» **Data entries**:
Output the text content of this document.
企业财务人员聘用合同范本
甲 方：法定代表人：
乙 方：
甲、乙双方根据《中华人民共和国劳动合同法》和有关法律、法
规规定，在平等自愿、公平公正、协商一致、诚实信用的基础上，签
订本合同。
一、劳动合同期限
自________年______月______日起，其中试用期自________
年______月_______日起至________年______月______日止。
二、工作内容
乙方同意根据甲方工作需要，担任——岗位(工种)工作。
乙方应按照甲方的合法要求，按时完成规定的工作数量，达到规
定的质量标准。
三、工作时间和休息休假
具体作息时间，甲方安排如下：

» **Stated task**:
Repeat the data exactly. Leave nothing out.

» **Final answer**:
Output the text content of this document.
企业财务人员聘用合同范本
甲 方：法定代表人：
乙 方：
甲、乙双方根据《中华人民共和国劳动合同法》和有关法律、法
规规定，在平等自愿、公平公正、协商一致、诚实信用的基础上，签
订本合同。
一、劳动合同期限
自________年______月______日起，其中试用期自________
年______月_______日起至________年______月______日止。
二、工作内容
乙方同意根据甲方工作需要，担任——岗位(工种)工作。
乙方应按照甲方的合法要求，按时完成规定的工作数量，达到规
定的质量标准。
三、工作时间和休息休假
具体作息时间，甲方安排如下：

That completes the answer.